What you have to do
Transcribe all records exactly.

Listing
- - - - - - -
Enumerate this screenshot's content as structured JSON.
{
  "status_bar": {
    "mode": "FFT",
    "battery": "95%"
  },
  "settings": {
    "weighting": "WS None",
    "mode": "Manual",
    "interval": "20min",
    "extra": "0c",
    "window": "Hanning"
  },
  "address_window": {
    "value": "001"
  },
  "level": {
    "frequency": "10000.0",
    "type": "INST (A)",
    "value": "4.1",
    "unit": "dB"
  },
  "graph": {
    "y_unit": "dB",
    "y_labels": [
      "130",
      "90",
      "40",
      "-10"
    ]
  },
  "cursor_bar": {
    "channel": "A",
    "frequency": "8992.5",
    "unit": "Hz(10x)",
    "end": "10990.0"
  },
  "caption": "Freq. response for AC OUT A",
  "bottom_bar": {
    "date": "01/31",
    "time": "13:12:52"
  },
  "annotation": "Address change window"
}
- - - - - - -
Expected answer
Enumerate this screenshot's content as structured JSON.
{
  "status_bar": {
    "mode": "FFT",
    "battery": "95%"
  },
  "settings": {
    "weighting": "WS None",
    "mode": "Manual",
    "interval": "20min",
    "extra": "0c",
    "window": "Hanning"
  },
  "address_window": {
    "value": "001"
  },
  "level": {
    "frequency": "10000.0",
    "type": "INST (A)",
    "value": "4.1",
    "unit": "dB"
  },
  "graph": {
    "y_unit": "dB",
    "y_labels": [
      "130",
      "90",
      "40",
      "-10"
    ]
  },
  "cursor_bar": {
    "channel": "A",
    "frequency": "8992.5",
    "unit": "Hz(10x)",
    "end": "10990.0"
  },
  "caption": "Freq. response for AC OUT A",
  "bottom_bar": {
    "date": "01/31",
    "time": "13:12:52"
  },
  "annotation": "Address change window"
}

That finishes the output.